◆ SET TASK ◆
Copy the data verbatim from its first line through the line containing "- x-axis-label: GPS", including both of those lines.

··· EXTRACTED MATERIAL ···

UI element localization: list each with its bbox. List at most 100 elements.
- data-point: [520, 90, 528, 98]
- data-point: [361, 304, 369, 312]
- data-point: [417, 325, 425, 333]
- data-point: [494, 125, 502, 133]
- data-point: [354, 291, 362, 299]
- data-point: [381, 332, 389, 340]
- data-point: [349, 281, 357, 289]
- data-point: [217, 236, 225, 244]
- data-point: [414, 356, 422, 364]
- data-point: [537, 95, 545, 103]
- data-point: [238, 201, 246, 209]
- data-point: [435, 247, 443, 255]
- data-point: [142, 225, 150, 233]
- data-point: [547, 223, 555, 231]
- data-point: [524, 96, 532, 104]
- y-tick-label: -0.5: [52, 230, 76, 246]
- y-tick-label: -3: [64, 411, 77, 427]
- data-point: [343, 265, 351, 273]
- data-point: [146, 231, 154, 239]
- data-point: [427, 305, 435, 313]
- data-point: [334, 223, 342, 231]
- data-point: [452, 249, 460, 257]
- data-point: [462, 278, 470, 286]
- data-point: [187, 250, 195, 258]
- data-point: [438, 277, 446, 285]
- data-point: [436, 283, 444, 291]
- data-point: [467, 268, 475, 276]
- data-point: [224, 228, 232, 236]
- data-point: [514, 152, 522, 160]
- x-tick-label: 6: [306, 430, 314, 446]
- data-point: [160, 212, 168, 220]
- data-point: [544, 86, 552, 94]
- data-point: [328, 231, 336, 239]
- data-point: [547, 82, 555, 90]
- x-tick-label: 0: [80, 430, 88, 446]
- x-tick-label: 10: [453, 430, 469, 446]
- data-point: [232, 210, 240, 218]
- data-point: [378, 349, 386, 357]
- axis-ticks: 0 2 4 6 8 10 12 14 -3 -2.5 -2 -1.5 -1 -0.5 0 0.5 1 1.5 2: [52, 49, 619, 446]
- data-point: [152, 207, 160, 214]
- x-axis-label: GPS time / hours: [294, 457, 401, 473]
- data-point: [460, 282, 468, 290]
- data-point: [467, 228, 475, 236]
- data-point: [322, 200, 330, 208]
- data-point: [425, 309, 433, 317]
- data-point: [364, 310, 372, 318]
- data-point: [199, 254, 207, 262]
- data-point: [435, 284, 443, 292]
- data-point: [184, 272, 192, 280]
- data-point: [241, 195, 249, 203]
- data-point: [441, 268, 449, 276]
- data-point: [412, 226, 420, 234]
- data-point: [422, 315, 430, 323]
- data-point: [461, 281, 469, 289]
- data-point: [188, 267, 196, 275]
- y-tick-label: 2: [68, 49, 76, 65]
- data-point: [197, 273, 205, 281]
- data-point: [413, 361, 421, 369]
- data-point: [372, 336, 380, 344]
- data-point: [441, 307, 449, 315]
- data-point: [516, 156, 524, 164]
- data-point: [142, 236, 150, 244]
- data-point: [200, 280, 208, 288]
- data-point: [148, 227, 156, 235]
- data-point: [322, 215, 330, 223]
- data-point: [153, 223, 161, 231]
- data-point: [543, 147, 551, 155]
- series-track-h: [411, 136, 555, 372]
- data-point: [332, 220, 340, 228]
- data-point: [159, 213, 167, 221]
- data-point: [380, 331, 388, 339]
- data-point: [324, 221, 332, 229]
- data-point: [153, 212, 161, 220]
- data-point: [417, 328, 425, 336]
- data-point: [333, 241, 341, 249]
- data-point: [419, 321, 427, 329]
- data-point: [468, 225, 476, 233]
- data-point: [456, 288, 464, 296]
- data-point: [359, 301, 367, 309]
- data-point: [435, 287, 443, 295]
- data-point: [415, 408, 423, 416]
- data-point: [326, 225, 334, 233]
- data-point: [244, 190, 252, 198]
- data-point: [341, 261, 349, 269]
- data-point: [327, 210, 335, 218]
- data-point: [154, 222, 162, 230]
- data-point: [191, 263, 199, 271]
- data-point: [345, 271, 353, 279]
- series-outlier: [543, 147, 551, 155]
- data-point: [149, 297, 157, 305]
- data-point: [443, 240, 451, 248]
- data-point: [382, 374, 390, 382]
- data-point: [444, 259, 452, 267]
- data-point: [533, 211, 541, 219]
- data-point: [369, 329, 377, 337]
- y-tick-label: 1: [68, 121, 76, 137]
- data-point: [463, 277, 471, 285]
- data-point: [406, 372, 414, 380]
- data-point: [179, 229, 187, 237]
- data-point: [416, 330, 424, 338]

···

◆ THE RESPONSE ◆
UI element localization: list each with its bbox. List at most 100 elements.
- data-point: [520, 90, 528, 98]
- data-point: [361, 304, 369, 312]
- data-point: [417, 325, 425, 333]
- data-point: [494, 125, 502, 133]
- data-point: [354, 291, 362, 299]
- data-point: [381, 332, 389, 340]
- data-point: [349, 281, 357, 289]
- data-point: [217, 236, 225, 244]
- data-point: [414, 356, 422, 364]
- data-point: [537, 95, 545, 103]
- data-point: [238, 201, 246, 209]
- data-point: [435, 247, 443, 255]
- data-point: [142, 225, 150, 233]
- data-point: [547, 223, 555, 231]
- data-point: [524, 96, 532, 104]
- y-tick-label: -0.5: [52, 230, 76, 246]
- y-tick-label: -3: [64, 411, 77, 427]
- data-point: [343, 265, 351, 273]
- data-point: [146, 231, 154, 239]
- data-point: [427, 305, 435, 313]
- data-point: [334, 223, 342, 231]
- data-point: [452, 249, 460, 257]
- data-point: [462, 278, 470, 286]
- data-point: [187, 250, 195, 258]
- data-point: [438, 277, 446, 285]
- data-point: [436, 283, 444, 291]
- data-point: [467, 268, 475, 276]
- data-point: [224, 228, 232, 236]
- data-point: [514, 152, 522, 160]
- x-tick-label: 6: [306, 430, 314, 446]
- data-point: [160, 212, 168, 220]
- data-point: [544, 86, 552, 94]
- data-point: [328, 231, 336, 239]
- data-point: [547, 82, 555, 90]
- x-tick-label: 0: [80, 430, 88, 446]
- x-tick-label: 10: [453, 430, 469, 446]
- data-point: [232, 210, 240, 218]
- data-point: [378, 349, 386, 357]
- axis-ticks: 0 2 4 6 8 10 12 14 -3 -2.5 -2 -1.5 -1 -0.5 0 0.5 1 1.5 2: [52, 49, 619, 446]
- data-point: [152, 207, 160, 214]
- x-axis-label: GPS time / hours: [294, 457, 401, 473]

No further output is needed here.